The records below must be transcribed exactly. Do not include the pictures.

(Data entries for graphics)
--- BEGIN ---
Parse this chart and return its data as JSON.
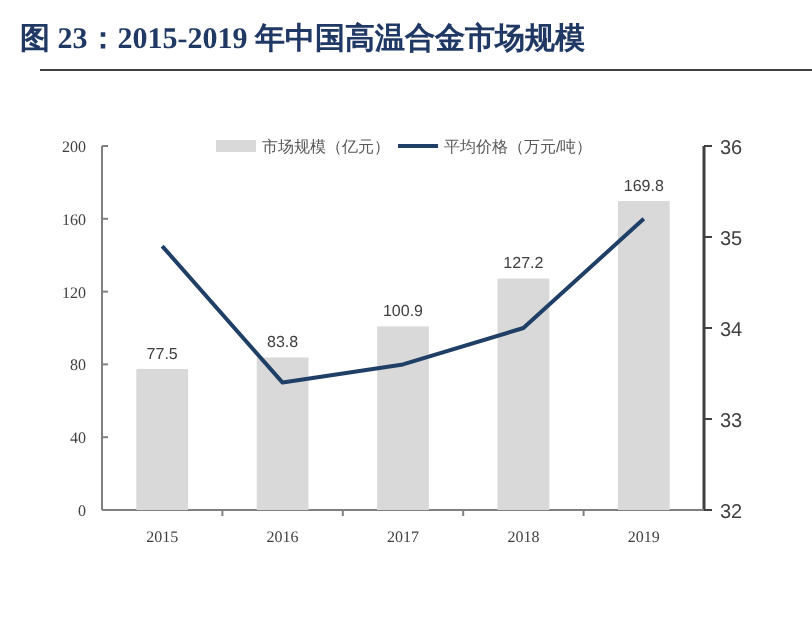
{
  "chart_data": {
    "type": "bar",
    "title": "图 23：2015-2019 年中国高温合金市场规模",
    "categories": [
      "2015",
      "2016",
      "2017",
      "2018",
      "2019"
    ],
    "series": [
      {
        "name": "市场规模（亿元）",
        "color": "#d9d9d9",
        "values": [
          77.5,
          83.8,
          100.9,
          127.2,
          169.8
        ],
        "value_labels": [
          "77.5",
          "83.8",
          "100.9",
          "127.2",
          "169.8"
        ]
      },
      {
        "name": "平均价格（万元/吨）",
        "type": "line",
        "axis": "y2",
        "color": "#203f66",
        "values": [
          34.9,
          33.4,
          33.6,
          34.0,
          35.2
        ]
      }
    ],
    "ylim": [
      0,
      200
    ],
    "yticks": [
      0,
      40,
      80,
      120,
      160,
      200
    ],
    "y2lim": [
      32,
      36
    ],
    "y2ticks": [
      32,
      33,
      34,
      35,
      36
    ],
    "legend": "top",
    "grid": false
  }
}
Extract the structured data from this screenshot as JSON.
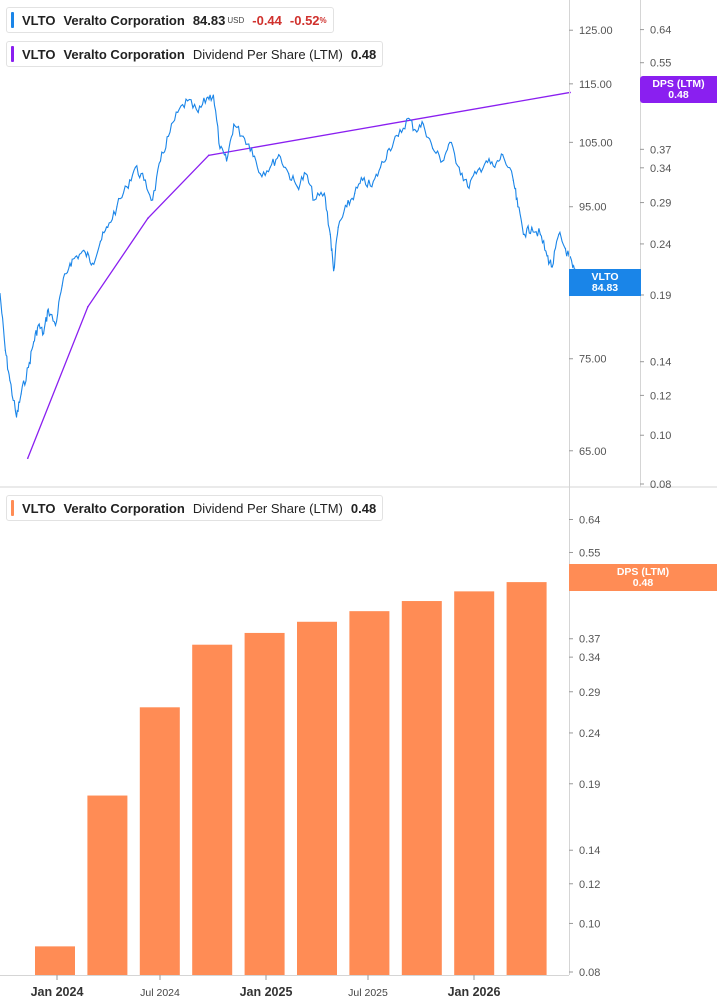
--- END ---
**TASK SOLUTION**
Parse this chart and return its data as JSON.
{
  "chart_data": {
    "type": "bar",
    "title": "图 23：2015-2019 年中国高温合金市场规模",
    "categories": [
      "2015",
      "2016",
      "2017",
      "2018",
      "2019"
    ],
    "series": [
      {
        "name": "市场规模（亿元）",
        "color": "#d9d9d9",
        "values": [
          77.5,
          83.8,
          100.9,
          127.2,
          169.8
        ],
        "value_labels": [
          "77.5",
          "83.8",
          "100.9",
          "127.2",
          "169.8"
        ]
      },
      {
        "name": "平均价格（万元/吨）",
        "type": "line",
        "axis": "y2",
        "color": "#203f66",
        "values": [
          34.9,
          33.4,
          33.6,
          34.0,
          35.2
        ]
      }
    ],
    "ylim": [
      0,
      200
    ],
    "yticks": [
      0,
      40,
      80,
      120,
      160,
      200
    ],
    "y2lim": [
      32,
      36
    ],
    "y2ticks": [
      32,
      33,
      34,
      35,
      36
    ],
    "legend": "top",
    "grid": false
  }
}
Extract the structured data from this screenshot as JSON.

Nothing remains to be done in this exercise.